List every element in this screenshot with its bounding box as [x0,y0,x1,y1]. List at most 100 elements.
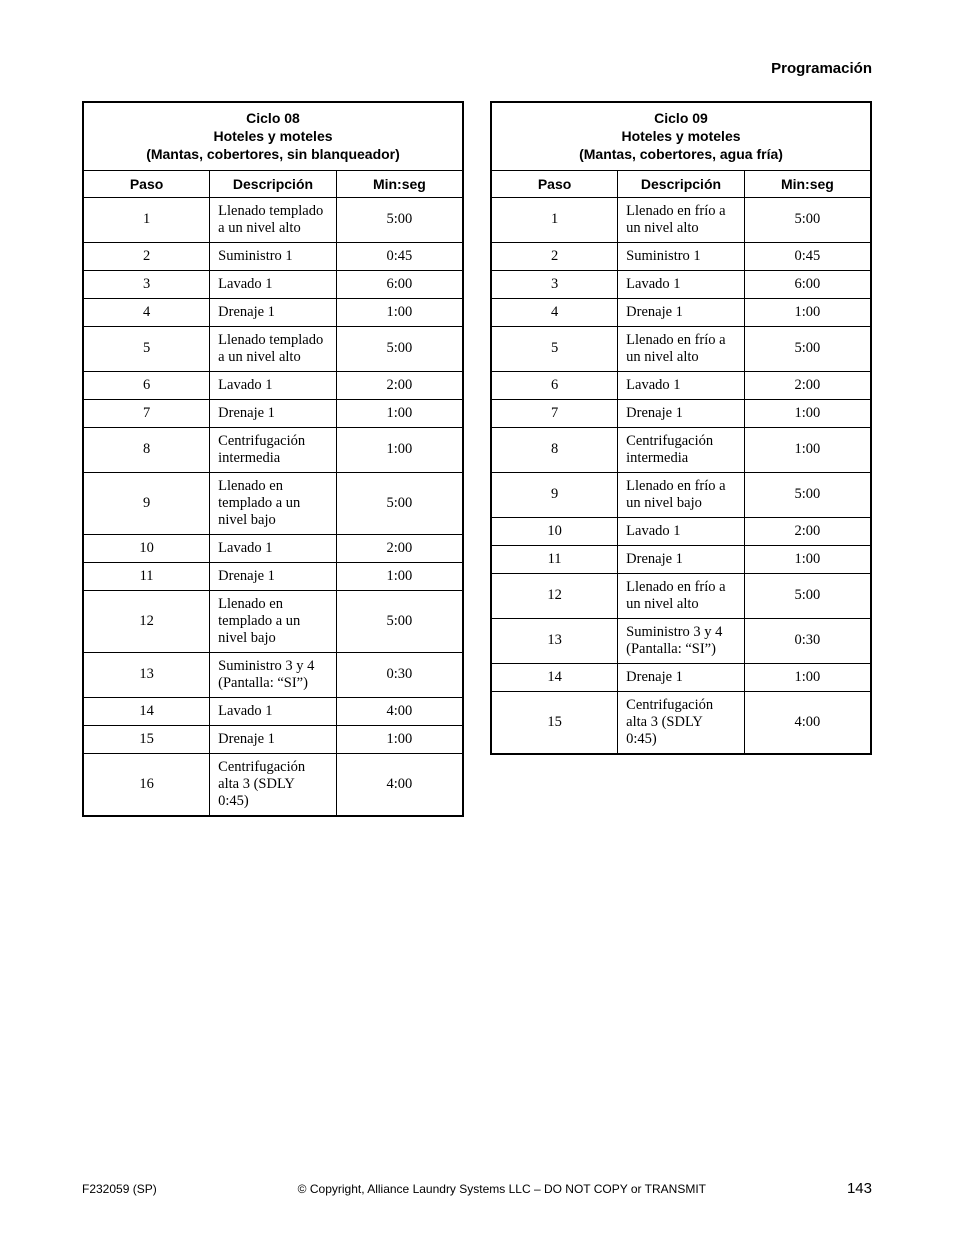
table-cell-step: 3 [83,270,210,298]
table-row: 13Suministro 3 y 4 (Pantalla: “SI”)0:30 [491,618,871,663]
table-cell-step: 4 [83,298,210,326]
table-row: 16Centrifugación alta 3 (SDLY 0:45)4:00 [83,753,463,816]
table-cell-desc: Centrifugación intermedia [618,427,745,472]
table-row: 10Lavado 12:00 [83,534,463,562]
table-cell-time: 1:00 [744,399,871,427]
table-row: 5Llenado templado a un nivel alto5:00 [83,326,463,371]
table-cell-step: 9 [83,472,210,534]
table-row: 8Centrifugación intermedia1:00 [83,427,463,472]
table-cell-time: 5:00 [744,197,871,242]
table-cell-time: 1:00 [744,427,871,472]
table-cell-time: 5:00 [336,472,463,534]
table-cell-desc: Lavado 1 [210,270,337,298]
table-row: 2Suministro 10:45 [83,242,463,270]
table-row: 6Lavado 12:00 [83,371,463,399]
table-cell-step: 7 [491,399,618,427]
table-cell-time: 0:30 [744,618,871,663]
table-cell-step: 12 [491,573,618,618]
table-row: 9Llenado en frío a un nivel bajo5:00 [491,472,871,517]
table-cell-time: 1:00 [744,298,871,326]
table-row: 1Llenado templado a un nivel alto5:00 [83,197,463,242]
table-cell-desc: Drenaje 1 [210,298,337,326]
table-cell-desc: Centrifugación alta 3 (SDLY 0:45) [618,691,745,754]
table-cell-time: 6:00 [744,270,871,298]
table-cell-step: 14 [83,697,210,725]
table-cell-desc: Suministro 1 [210,242,337,270]
table-cell-step: 5 [491,326,618,371]
table-cell-desc: Llenado en frío a un nivel alto [618,573,745,618]
column-header: Min:seg [336,170,463,197]
table-cell-desc: Suministro 1 [618,242,745,270]
cycle-table-1: Ciclo 09Hoteles y moteles(Mantas, cobert… [490,101,872,755]
table-cell-time: 6:00 [336,270,463,298]
footer-copyright: © Copyright, Alliance Laundry Systems LL… [157,1182,847,1196]
table-row: 9Llenado en templado a un nivel bajo5:00 [83,472,463,534]
cycle-title: Ciclo 09Hoteles y moteles(Mantas, cobert… [491,102,871,170]
table-row: 8Centrifugación intermedia1:00 [491,427,871,472]
table-row: 12Llenado en templado a un nivel bajo5:0… [83,590,463,652]
table-cell-desc: Llenado en templado a un nivel bajo [210,472,337,534]
table-row: 7Drenaje 11:00 [491,399,871,427]
table-cell-desc: Suministro 3 y 4 (Pantalla: “SI”) [618,618,745,663]
page-footer: F232059 (SP) © Copyright, Alliance Laund… [82,1180,872,1197]
table-cell-step: 6 [491,371,618,399]
section-title: Programación [82,60,872,77]
table-row: 13Suministro 3 y 4 (Pantalla: “SI”)0:30 [83,652,463,697]
table-cell-time: 4:00 [336,697,463,725]
table-cell-time: 2:00 [744,517,871,545]
table-cell-desc: Lavado 1 [618,371,745,399]
table-row: 3Lavado 16:00 [83,270,463,298]
table-row: 5Llenado en frío a un nivel alto5:00 [491,326,871,371]
column-header: Min:seg [744,170,871,197]
table-cell-step: 13 [491,618,618,663]
column-header: Descripción [210,170,337,197]
tables-row: Ciclo 08Hoteles y moteles(Mantas, cobert… [82,101,872,817]
table-cell-step: 16 [83,753,210,816]
table-cell-step: 14 [491,663,618,691]
table-row: 4Drenaje 11:00 [83,298,463,326]
table-row: 15Drenaje 11:00 [83,725,463,753]
table-cell-time: 5:00 [336,197,463,242]
table-row: 2Suministro 10:45 [491,242,871,270]
table-cell-desc: Drenaje 1 [618,399,745,427]
table-cell-step: 10 [83,534,210,562]
table-cell-step: 8 [491,427,618,472]
table-cell-desc: Lavado 1 [210,697,337,725]
table-cell-desc: Llenado templado a un nivel alto [210,326,337,371]
table-cell-step: 13 [83,652,210,697]
footer-doc-code: F232059 (SP) [82,1182,157,1196]
table-row: 14Drenaje 11:00 [491,663,871,691]
table-cell-step: 8 [83,427,210,472]
cycle-title: Ciclo 08Hoteles y moteles(Mantas, cobert… [83,102,463,170]
table-cell-time: 0:45 [336,242,463,270]
table-cell-desc: Drenaje 1 [618,298,745,326]
table-cell-time: 5:00 [336,326,463,371]
table-cell-desc: Drenaje 1 [210,725,337,753]
table-cell-time: 0:45 [744,242,871,270]
table-cell-desc: Lavado 1 [210,371,337,399]
page-content: Programación Ciclo 08Hoteles y moteles(M… [0,0,954,817]
table-cell-time: 5:00 [744,573,871,618]
table-cell-time: 2:00 [336,534,463,562]
table-cell-desc: Suministro 3 y 4 (Pantalla: “SI”) [210,652,337,697]
table-cell-time: 1:00 [336,427,463,472]
table-cell-step: 2 [491,242,618,270]
table-cell-time: 5:00 [744,472,871,517]
table-row: 11Drenaje 11:00 [83,562,463,590]
table-cell-time: 1:00 [336,399,463,427]
table-cell-step: 12 [83,590,210,652]
table-cell-desc: Centrifugación alta 3 (SDLY 0:45) [210,753,337,816]
table-cell-time: 0:30 [336,652,463,697]
table-cell-time: 4:00 [744,691,871,754]
table-cell-time: 1:00 [336,562,463,590]
table-row: 10Lavado 12:00 [491,517,871,545]
table-cell-time: 1:00 [336,725,463,753]
table-cell-desc: Lavado 1 [618,517,745,545]
table-cell-desc: Drenaje 1 [210,562,337,590]
table-cell-desc: Drenaje 1 [618,663,745,691]
table-cell-step: 7 [83,399,210,427]
table-row: 15Centrifugación alta 3 (SDLY 0:45)4:00 [491,691,871,754]
table-row: 6Lavado 12:00 [491,371,871,399]
column-header: Paso [491,170,618,197]
table-cell-desc: Drenaje 1 [618,545,745,573]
• • • •
- **PROBLEM STATEMENT**: Set out every line of the material above as a numbered list, skipping blank lines and leaving out the pictures.

- **RESPONSE TO THIS TASK**:
1. List every element in this screenshot with its bounding box as [x0,y0,x1,y1]. List at most 100 elements.
2. table-cell-step: 3 [83,270,210,298]
3. table-row: 13Suministro 3 y 4 (Pantalla: “SI”)0:30 [491,618,871,663]
4. table-cell-step: 4 [83,298,210,326]
5. table-row: 16Centrifugación alta 3 (SDLY 0:45)4:00 [83,753,463,816]
6. table-cell-desc: Centrifugación intermedia [618,427,745,472]
7. table-row: 10Lavado 12:00 [83,534,463,562]
8. table-cell-time: 1:00 [744,399,871,427]
9. table-row: 5Llenado templado a un nivel alto5:00 [83,326,463,371]
10. table-cell-step: 9 [83,472,210,534]
11. table-row: 8Centrifugación intermedia1:00 [83,427,463,472]
12. table-cell-time: 5:00 [744,197,871,242]
13. table-cell-time: 1:00 [744,427,871,472]
14. table-cell-time: 5:00 [336,472,463,534]
15. table-cell-desc: Lavado 1 [210,270,337,298]
16. table-row: 2Suministro 10:45 [83,242,463,270]
17. table-row: 6Lavado 12:00 [83,371,463,399]
18. table-cell-step: 7 [491,399,618,427]
19. table-cell-time: 0:30 [744,618,871,663]
20. table-cell-step: 12 [491,573,618,618]
21. table-row: 9Llenado en frío a un nivel bajo5:00 [491,472,871,517]
22. table-cell-time: 1:00 [744,298,871,326]
23. table-row: 1Llenado templado a un nivel alto5:00 [83,197,463,242]
24. table-cell-desc: Drenaje 1 [210,298,337,326]
25. table-cell-desc: Centrifugación alta 3 (SDLY 0:45) [618,691,745,754]
26. table-cell-time: 6:00 [744,270,871,298]
27. table-cell-step: 14 [83,697,210,725]
28. table-cell-desc: Suministro 1 [210,242,337,270]
29. table-cell-step: 5 [491,326,618,371]
30. table-cell-desc: Llenado en frío a un nivel alto [618,573,745,618]
31. column-header: Min:seg [336,170,463,197]
32. table-cell-desc: Suministro 1 [618,242,745,270]
33. cycle-table-1: Ciclo 09Hoteles y moteles(Mantas, cobert… [490,101,872,755]
34. table-cell-time: 6:00 [336,270,463,298]
35. footer-copyright: © Copyright, Alliance Laundry Systems LL… [157,1182,847,1196]
36. table-row: 9Llenado en templado a un nivel bajo5:00 [83,472,463,534]
37. cycle-title: Ciclo 09Hoteles y moteles(Mantas, cobert… [491,102,871,170]
38. table-row: 8Centrifugación intermedia1:00 [491,427,871,472]
39. table-row: 12Llenado en templado a un nivel bajo5:0… [83,590,463,652]
40. table-cell-desc: Llenado en templado a un nivel bajo [210,472,337,534]
41. table-row: 7Drenaje 11:00 [491,399,871,427]
42. table-cell-desc: Suministro 3 y 4 (Pantalla: “SI”) [618,618,745,663]
43. page-footer: F232059 (SP) © Copyright, Alliance Laund… [82,1180,872,1197]
44. table-cell-step: 6 [491,371,618,399]
45. section-title: Programación [82,60,872,77]
46. table-row: 13Suministro 3 y 4 (Pantalla: “SI”)0:30 [83,652,463,697]
47. table-cell-time: 4:00 [336,697,463,725]
48. table-cell-time: 2:00 [744,517,871,545]
49. table-cell-desc: Lavado 1 [618,371,745,399]
50. table-row: 3Lavado 16:00 [83,270,463,298]
51. table-row: 5Llenado en frío a un nivel alto5:00 [491,326,871,371]
52. column-header: Min:seg [744,170,871,197]
53. table-cell-step: 13 [491,618,618,663]
54. column-header: Descripción [210,170,337,197]
55. tables-row: Ciclo 08Hoteles y moteles(Mantas, cobert… [82,101,872,817]
56. table-cell-step: 16 [83,753,210,816]
57. table-cell-step: 14 [491,663,618,691]
58. table-row: 4Drenaje 11:00 [83,298,463,326]
59. table-row: 15Drenaje 11:00 [83,725,463,753]
60. table-cell-time: 5:00 [336,197,463,242]
61. table-row: 2Suministro 10:45 [491,242,871,270]
62. table-cell-desc: Drenaje 1 [618,399,745,427]
63. table-cell-step: 10 [83,534,210,562]
64. table-cell-step: 8 [491,427,618,472]
65. table-cell-desc: Lavado 1 [210,697,337,725]
66. table-cell-desc: Llenado templado a un nivel alto [210,326,337,371]
67. table-cell-step: 13 [83,652,210,697]
68. footer-doc-code: F232059 (SP) [82,1182,157,1196]
69. table-row: 14Drenaje 11:00 [491,663,871,691]
70. table-cell-step: 8 [83,427,210,472]
71. cycle-title: Ciclo 08Hoteles y moteles(Mantas, cobert… [83,102,463,170]
72. table-cell-time: 0:45 [336,242,463,270]
73. table-cell-desc: Drenaje 1 [618,298,745,326]
74. table-cell-time: 5:00 [336,326,463,371]
75. table-cell-desc: Drenaje 1 [210,725,337,753]
76. table-cell-time: 0:45 [744,242,871,270]
77. table-cell-desc: Lavado 1 [210,371,337,399]
78. page-content: Programación Ciclo 08Hoteles y moteles(M… [0,0,954,817]
79. table-cell-time: 5:00 [744,573,871,618]
80. table-cell-time: 2:00 [336,534,463,562]
81. table-cell-desc: Suministro 3 y 4 (Pantalla: “SI”) [210,652,337,697]
82. table-cell-time: 1:00 [336,427,463,472]
83. table-cell-step: 2 [491,242,618,270]
84. table-cell-time: 5:00 [744,472,871,517]
85. table-row: 11Drenaje 11:00 [83,562,463,590]
86. table-cell-time: 1:00 [336,399,463,427]
87. table-cell-step: 12 [83,590,210,652]
88. table-cell-desc: Centrifugación alta 3 (SDLY 0:45) [210,753,337,816]
89. table-cell-time: 0:30 [336,652,463,697]
90. table-cell-time: 4:00 [744,691,871,754]
91. table-cell-time: 1:00 [336,562,463,590]
92. table-row: 10Lavado 12:00 [491,517,871,545]
93. table-cell-time: 1:00 [336,725,463,753]
94. table-cell-desc: Lavado 1 [618,517,745,545]
95. table-cell-desc: Drenaje 1 [210,562,337,590]
96. table-cell-desc: Drenaje 1 [618,663,745,691]
97. table-cell-step: 7 [83,399,210,427]
98. table-row: 15Centrifugación alta 3 (SDLY 0:45)4:00 [491,691,871,754]
99. table-row: 6Lavado 12:00 [491,371,871,399]
100. column-header: Paso [491,170,618,197]
101. table-cell-desc: Drenaje 1 [618,545,745,573]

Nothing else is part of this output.